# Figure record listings
━━━━━━━━━━

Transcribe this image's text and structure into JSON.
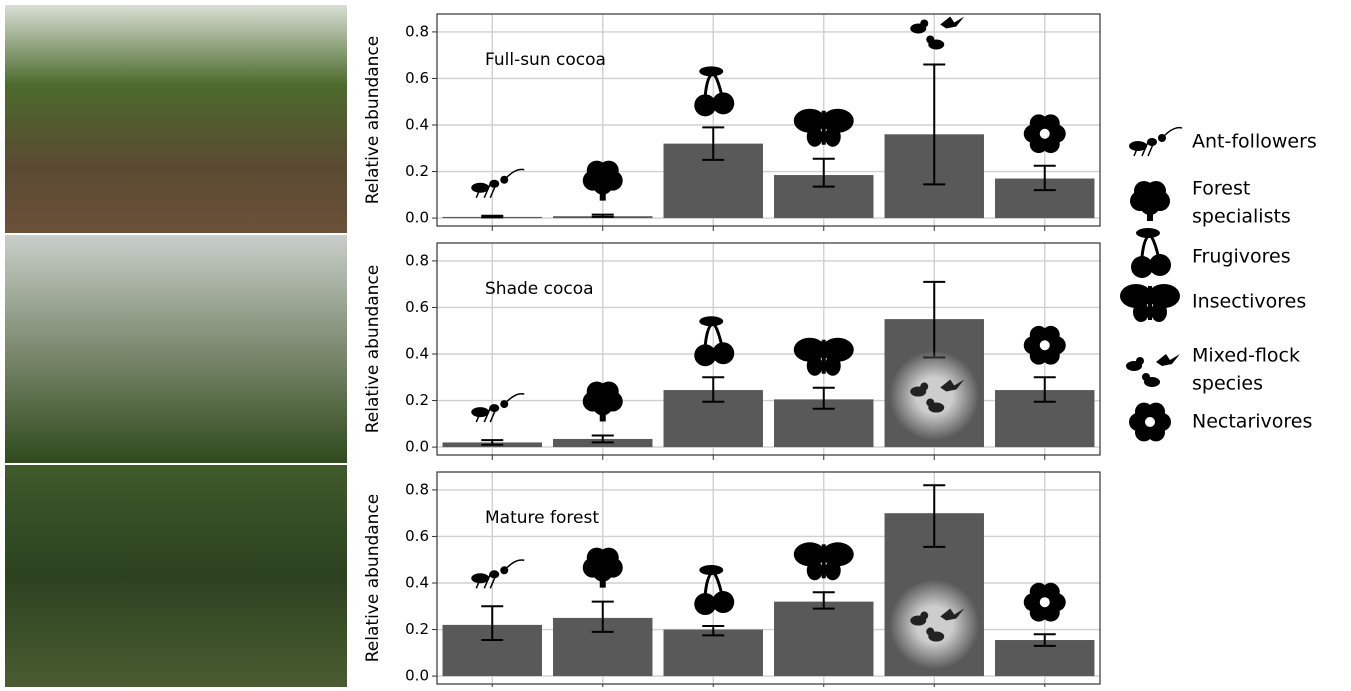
{
  "chart_data": [
    {
      "type": "bar",
      "title": "Full-sun cocoa",
      "ylabel": "Relative abundance",
      "categories": [
        null,
        null,
        null,
        null,
        null,
        null
      ],
      "values": [
        0.005,
        0.008,
        0.32,
        0.185,
        0.36,
        0.17
      ],
      "ci_low": [
        0.003,
        0.005,
        0.25,
        0.135,
        0.145,
        0.12
      ],
      "ci_high": [
        0.01,
        0.015,
        0.39,
        0.255,
        0.66,
        0.225
      ],
      "color": "#595959",
      "ylim": [
        -0.034,
        0.877
      ],
      "yticks": [
        {
          "value": 0,
          "label": "0.0"
        },
        0.2,
        0.4,
        0.6,
        0.8
      ],
      "grid": true
    },
    {
      "type": "bar",
      "title": "Shade cocoa",
      "ylabel": "Relative abundance",
      "categories": [
        null,
        null,
        null,
        null,
        null,
        null
      ],
      "values": [
        0.02,
        0.035,
        0.245,
        0.205,
        0.55,
        0.245
      ],
      "ci_low": [
        0.01,
        0.02,
        0.195,
        0.165,
        0.385,
        0.195
      ],
      "ci_high": [
        0.03,
        0.05,
        0.3,
        0.255,
        0.71,
        0.3
      ],
      "color": "#595959",
      "ylim": [
        -0.034,
        0.877
      ],
      "yticks": [
        {
          "value": 0,
          "label": "0.0"
        },
        0.2,
        0.4,
        0.6,
        0.8
      ],
      "grid": true
    },
    {
      "type": "bar",
      "title": "Mature forest",
      "ylabel": "Relative abundance",
      "categories": [
        null,
        null,
        null,
        null,
        null,
        null
      ],
      "values": [
        0.22,
        0.25,
        0.2,
        0.32,
        0.7,
        0.155
      ],
      "ci_low": [
        0.155,
        0.19,
        0.175,
        0.29,
        0.555,
        0.13
      ],
      "ci_high": [
        0.3,
        0.32,
        0.215,
        0.36,
        0.82,
        0.18
      ],
      "color": "#595959",
      "ylim": [
        -0.034,
        0.877
      ],
      "yticks": [
        {
          "value": 0,
          "label": "0.0"
        },
        0.2,
        0.4,
        0.6,
        0.8
      ],
      "grid": true
    }
  ],
  "legend": [
    [
      "Ant-followers"
    ],
    [
      "Forest",
      "specialists"
    ],
    [
      "Frugivores"
    ],
    [
      "Insectivores"
    ],
    [
      "Mixed-flock",
      "species"
    ],
    [
      "Nectarivores"
    ]
  ]
}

━━━━━━━━━━

# Task description
Find each line that has the word "title", then copy it out.

# Task response
      "title": "Full-sun cocoa",
      "title": "Shade cocoa",
      "title": "Mature forest",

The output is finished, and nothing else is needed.